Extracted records
####################
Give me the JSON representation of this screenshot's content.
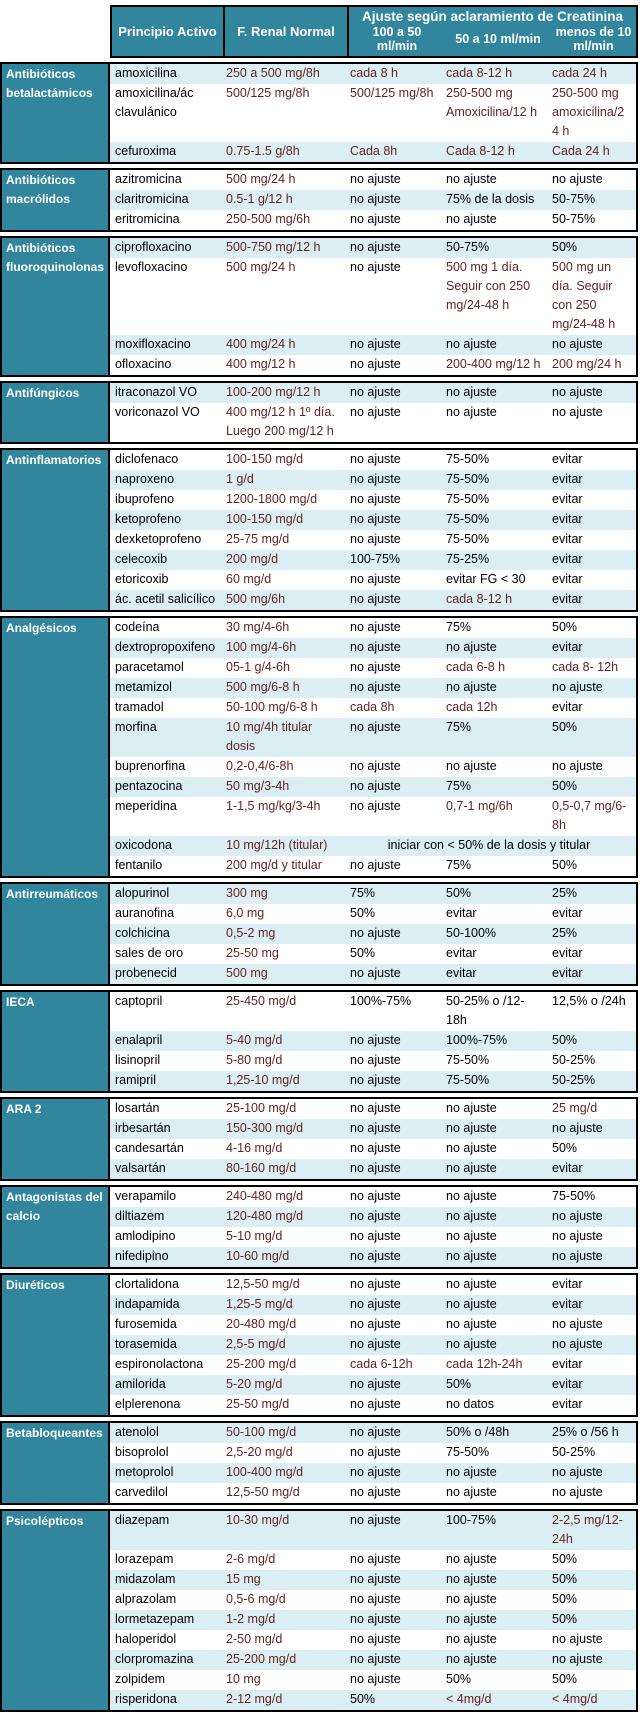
{
  "header": {
    "principio": "Principio Activo",
    "renal": "F. Renal Normal",
    "ajuste_group": "Ajuste según aclaramiento de Creatinina",
    "sub_columns": [
      "100 a 50 ml/min",
      "50 a 10 ml/min",
      "menos de 10 ml/min"
    ]
  },
  "colors": {
    "teal_header": "#31859C",
    "row_shade": "#DAEEF3",
    "dose_text": "#632423",
    "body_text": "#000000"
  },
  "sections": [
    {
      "category": "Antibióticos betalactámicos",
      "rows": [
        {
          "drug": "amoxicilina",
          "normal": "250 a 500 mg/8h",
          "c1": "cada 8 h",
          "c2": "cada 8-12 h",
          "c3": "cada 24 h",
          "shade": true
        },
        {
          "drug": "amoxicilina/ác clavulánico",
          "normal": "500/125 mg/8h",
          "c1": "500/125 mg/8h",
          "c2": "250-500 mg Amoxicilina/12 h",
          "c3": "250-500 mg amoxicilina/24 h",
          "shade": false,
          "tall": true
        },
        {
          "drug": "cefuroxima",
          "normal": "0.75-1.5 g/8h",
          "c1": "Cada 8h",
          "c2": "Cada 8-12 h",
          "c3": "Cada 24 h",
          "shade": true
        }
      ]
    },
    {
      "category": "Antibióticos macrólidos",
      "rows": [
        {
          "drug": "azitromicina",
          "normal": "500 mg/24 h",
          "c1": "no ajuste",
          "c2": "no ajuste",
          "c3": "no ajuste",
          "shade": false
        },
        {
          "drug": "claritromicina",
          "normal": "0.5-1 g/12 h",
          "c1": "no ajuste",
          "c2": "75% de la dosis",
          "c3": "50-75%",
          "shade": true
        },
        {
          "drug": "eritromicina",
          "normal": "250-500 mg/6h",
          "c1": "no ajuste",
          "c2": "no ajuste",
          "c3": "50-75%",
          "shade": false
        }
      ]
    },
    {
      "category": "Antibióticos fluoroquinolonas",
      "rows": [
        {
          "drug": "ciprofloxacino",
          "normal": "500-750 mg/12 h",
          "c1": "no ajuste",
          "c2": "50-75%",
          "c3": "50%",
          "shade": true
        },
        {
          "drug": "levofloxacino",
          "normal": "500 mg/24 h",
          "c1": "no ajuste",
          "c2": "500 mg 1 día. Seguir con 250 mg/24-48 h",
          "c3": "500 mg un día. Seguir con 250 mg/24-48 h",
          "shade": false
        },
        {
          "drug": "moxifloxacino",
          "normal": "400 mg/24 h",
          "c1": "no ajuste",
          "c2": "no ajuste",
          "c3": "no ajuste",
          "shade": true
        },
        {
          "drug": "ofloxacino",
          "normal": "400 mg/12 h",
          "c1": "no ajuste",
          "c2": "200-400 mg/12 h",
          "c3": "200 mg/24 h",
          "shade": false
        }
      ]
    },
    {
      "category": "Antifúngicos",
      "rows": [
        {
          "drug": "itraconazol VO",
          "normal": "100-200 mg/12 h",
          "c1": "no ajuste",
          "c2": "no ajuste",
          "c3": "no ajuste",
          "shade": true
        },
        {
          "drug": "voriconazol VO",
          "normal": "400 mg/12 h 1º día. Luego 200 mg/12 h",
          "c1": "no ajuste",
          "c2": "no ajuste",
          "c3": "no ajuste",
          "shade": false
        }
      ]
    },
    {
      "category": "Antinflamatorios",
      "rows": [
        {
          "drug": "diclofenaco",
          "normal": "100-150 mg/d",
          "c1": "no ajuste",
          "c2": "75-50%",
          "c3": "evitar",
          "shade": false
        },
        {
          "drug": "naproxeno",
          "normal": "1 g/d",
          "c1": "no ajuste",
          "c2": "75-50%",
          "c3": "evitar",
          "shade": true
        },
        {
          "drug": "ibuprofeno",
          "normal": "1200-1800 mg/d",
          "c1": "no ajuste",
          "c2": "75-50%",
          "c3": "evitar",
          "shade": false
        },
        {
          "drug": "ketoprofeno",
          "normal": "100-150 mg/d",
          "c1": "no ajuste",
          "c2": "75-50%",
          "c3": "evitar",
          "shade": true
        },
        {
          "drug": "dexketoprofeno",
          "normal": "25-75 mg/d",
          "c1": "no ajuste",
          "c2": "75-50%",
          "c3": "evitar",
          "shade": false
        },
        {
          "drug": "celecoxib",
          "normal": "200 mg/d",
          "c1": "100-75%",
          "c2": "75-25%",
          "c3": "evitar",
          "shade": true
        },
        {
          "drug": "etoricoxib",
          "normal": "60 mg/d",
          "c1": "no ajuste",
          "c2": "evitar FG < 30",
          "c3": "evitar",
          "shade": false
        },
        {
          "drug": "ác. acetil salicílico",
          "normal": "500 mg/6h",
          "c1": "no ajuste",
          "c2": "cada 8-12 h",
          "c3": "evitar",
          "shade": true
        }
      ]
    },
    {
      "category": "Analgésicos",
      "rows": [
        {
          "drug": "codeína",
          "normal": "30 mg/4-6h",
          "c1": "no ajuste",
          "c2": "75%",
          "c3": "50%",
          "shade": false
        },
        {
          "drug": "dextropropoxifeno",
          "normal": "100 mg/4-6h",
          "c1": "no ajuste",
          "c2": "no ajuste",
          "c3": "evitar",
          "shade": true
        },
        {
          "drug": "paracetamol",
          "normal": "05-1 g/4-6h",
          "c1": "no ajuste",
          "c2": "cada 6-8 h",
          "c3": "cada 8- 12h",
          "shade": false
        },
        {
          "drug": "metamizol",
          "normal": "500 mg/6-8 h",
          "c1": "no ajuste",
          "c2": "no ajuste",
          "c3": "no ajuste",
          "shade": true
        },
        {
          "drug": "tramadol",
          "normal": "50-100 mg/6-8 h",
          "c1": "cada 8h",
          "c2": "cada 12h",
          "c3": "evitar",
          "shade": false
        },
        {
          "drug": "morfina",
          "normal": "10 mg/4h titular dosis",
          "c1": "no ajuste",
          "c2": "75%",
          "c3": "50%",
          "shade": true
        },
        {
          "drug": "buprenorfina",
          "normal": "0,2-0,4/6-8h",
          "c1": "no ajuste",
          "c2": "no ajuste",
          "c3": "no ajuste",
          "shade": false
        },
        {
          "drug": "pentazocina",
          "normal": "50 mg/3-4h",
          "c1": "no ajuste",
          "c2": "75%",
          "c3": "50%",
          "shade": true
        },
        {
          "drug": "meperidina",
          "normal": "1-1,5 mg/kg/3-4h",
          "c1": "no ajuste",
          "c2": "0,7-1 mg/6h",
          "c3": "0,5-0,7 mg/6-8h",
          "shade": false
        },
        {
          "drug": "oxicodona",
          "normal": "10 mg/12h (titular)",
          "merged": "iniciar con < 50% de la dosis y titular",
          "shade": true
        },
        {
          "drug": "fentanilo",
          "normal": "200 mg/d y titular",
          "c1": "no ajuste",
          "c2": "75%",
          "c3": "50%",
          "shade": false
        }
      ]
    },
    {
      "category": "Antirreumáticos",
      "rows": [
        {
          "drug": "alopurinol",
          "normal": "300 mg",
          "c1": "75%",
          "c2": "50%",
          "c3": "25%",
          "shade": true
        },
        {
          "drug": "auranofina",
          "normal": "6,0 mg",
          "c1": "50%",
          "c2": "evitar",
          "c3": "evitar",
          "shade": false
        },
        {
          "drug": "colchicina",
          "normal": "0,5-2 mg",
          "c1": "no ajuste",
          "c2": "50-100%",
          "c3": "25%",
          "shade": true
        },
        {
          "drug": "sales de oro",
          "normal": "25-50 mg",
          "c1": "50%",
          "c2": "evitar",
          "c3": "evitar",
          "shade": false
        },
        {
          "drug": "probenecid",
          "normal": "500 mg",
          "c1": "no ajuste",
          "c2": "evitar",
          "c3": "evitar",
          "shade": true
        }
      ]
    },
    {
      "category": "IECA",
      "rows": [
        {
          "drug": "captopril",
          "normal": "25-450 mg/d",
          "c1": "100%-75%",
          "c2": "50-25% o /12-18h",
          "c3": "12,5% o /24h",
          "shade": false
        },
        {
          "drug": "enalapril",
          "normal": "5-40 mg/d",
          "c1": "no ajuste",
          "c2": "100%-75%",
          "c3": "50%",
          "shade": true
        },
        {
          "drug": "lisinopril",
          "normal": "5-80 mg/d",
          "c1": "no ajuste",
          "c2": "75-50%",
          "c3": "50-25%",
          "shade": false
        },
        {
          "drug": "ramipril",
          "normal": "1,25-10 mg/d",
          "c1": "no ajuste",
          "c2": "75-50%",
          "c3": "50-25%",
          "shade": true
        }
      ]
    },
    {
      "category": "ARA 2",
      "rows": [
        {
          "drug": "losartán",
          "normal": "25-100 mg/d",
          "c1": "no ajuste",
          "c2": "no ajuste",
          "c3": "25 mg/d",
          "shade": false
        },
        {
          "drug": "irbesartán",
          "normal": "150-300 mg/d",
          "c1": "no ajuste",
          "c2": "no ajuste",
          "c3": "no ajuste",
          "shade": true
        },
        {
          "drug": "candesartán",
          "normal": "4-16 mg/d",
          "c1": "no ajuste",
          "c2": "no ajuste",
          "c3": "50%",
          "shade": false
        },
        {
          "drug": "valsartán",
          "normal": "80-160 mg/d",
          "c1": "no ajuste",
          "c2": "no ajuste",
          "c3": "evitar",
          "shade": true
        }
      ]
    },
    {
      "category": "Antagonistas del calcio",
      "rows": [
        {
          "drug": "verapamilo",
          "normal": "240-480 mg/d",
          "c1": "no ajuste",
          "c2": "no ajuste",
          "c3": "75-50%",
          "shade": false
        },
        {
          "drug": "diltiazem",
          "normal": "120-480 mg/d",
          "c1": "no ajuste",
          "c2": "no ajuste",
          "c3": "no ajuste",
          "shade": true
        },
        {
          "drug": "amlodipino",
          "normal": "5-10 mg/d",
          "c1": "no ajuste",
          "c2": "no ajuste",
          "c3": "no ajuste",
          "shade": false
        },
        {
          "drug": "nifedipino",
          "normal": "10-60 mg/d",
          "c1": "no ajuste",
          "c2": "no ajuste",
          "c3": "no ajuste",
          "shade": true
        }
      ]
    },
    {
      "category": "Diuréticos",
      "rows": [
        {
          "drug": "clortalidona",
          "normal": "12,5-50 mg/d",
          "c1": "no ajuste",
          "c2": "no ajuste",
          "c3": "evitar",
          "shade": false
        },
        {
          "drug": "indapamida",
          "normal": "1,25-5 mg/d",
          "c1": "no ajuste",
          "c2": "no ajuste",
          "c3": "evitar",
          "shade": true
        },
        {
          "drug": "furosemida",
          "normal": "20-480 mg/d",
          "c1": "no ajuste",
          "c2": "no ajuste",
          "c3": "no ajuste",
          "shade": false
        },
        {
          "drug": "torasemida",
          "normal": "2,5-5 mg/d",
          "c1": "no ajuste",
          "c2": "no ajuste",
          "c3": "no ajuste",
          "shade": true
        },
        {
          "drug": "espironolactona",
          "normal": "25-200 mg/d",
          "c1": "cada 6-12h",
          "c2": "cada 12h-24h",
          "c3": "evitar",
          "shade": false
        },
        {
          "drug": "amilorida",
          "normal": "5-20 mg/d",
          "c1": "no ajuste",
          "c2": "50%",
          "c3": "evitar",
          "shade": true
        },
        {
          "drug": "elplerenona",
          "normal": "25-50 mg/d",
          "c1": "no ajuste",
          "c2": "no datos",
          "c3": "evitar",
          "shade": false
        }
      ]
    },
    {
      "category": "Betabloqueantes",
      "rows": [
        {
          "drug": "atenolol",
          "normal": "50-100 mg/d",
          "c1": "no ajuste",
          "c2": "50% o /48h",
          "c3": "25% o /56 h",
          "shade": true
        },
        {
          "drug": "bisoprolol",
          "normal": "2,5-20 mg/d",
          "c1": "no ajuste",
          "c2": "75-50%",
          "c3": "50-25%",
          "shade": false
        },
        {
          "drug": "metoprolol",
          "normal": "100-400 mg/d",
          "c1": "no ajuste",
          "c2": "no ajuste",
          "c3": "no ajuste",
          "shade": true
        },
        {
          "drug": "carvedilol",
          "normal": "12,5-50 mg/d",
          "c1": "no ajuste",
          "c2": "no ajuste",
          "c3": "no ajuste",
          "shade": false
        }
      ]
    },
    {
      "category": "Psicolépticos",
      "rows": [
        {
          "drug": "diazepam",
          "normal": "10-30 mg/d",
          "c1": "no ajuste",
          "c2": "100-75%",
          "c3": "2-2,5 mg/12-24h",
          "shade": true
        },
        {
          "drug": "lorazepam",
          "normal": "2-6 mg/d",
          "c1": "no ajuste",
          "c2": "no ajuste",
          "c3": "50%",
          "shade": false
        },
        {
          "drug": "midazolam",
          "normal": "15 mg",
          "c1": "no ajuste",
          "c2": "no ajuste",
          "c3": "50%",
          "shade": true
        },
        {
          "drug": "alprazolam",
          "normal": "0,5-6 mg/d",
          "c1": "no ajuste",
          "c2": "no ajuste",
          "c3": "50%",
          "shade": false
        },
        {
          "drug": "lormetazepam",
          "normal": "1-2 mg/d",
          "c1": "no ajuste",
          "c2": "no ajuste",
          "c3": "50%",
          "shade": true
        },
        {
          "drug": "haloperidol",
          "normal": "2-50 mg/d",
          "c1": "no ajuste",
          "c2": "no ajuste",
          "c3": "no ajuste",
          "shade": false
        },
        {
          "drug": "clorpromazina",
          "normal": "25-200 mg/d",
          "c1": "no ajuste",
          "c2": "no ajuste",
          "c3": "no ajuste",
          "shade": true
        },
        {
          "drug": "zolpidem",
          "normal": "10 mg",
          "c1": "no ajuste",
          "c2": "50%",
          "c3": "50%",
          "shade": false
        },
        {
          "drug": "risperidona",
          "normal": "2-12 mg/d",
          "c1": "50%",
          "c2": "< 4mg/d",
          "c3": "< 4mg/d",
          "shade": true
        }
      ]
    }
  ]
}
####################
→ WRITTEN PROBLEM
Copy out the lines that hold "dosis".

→ RESULT OF THE TASK
          "c2": "75% de la dosis",
          "normal": "10 mg/4h titular dosis",
          "merged": "iniciar con < 50% de la dosis y titular",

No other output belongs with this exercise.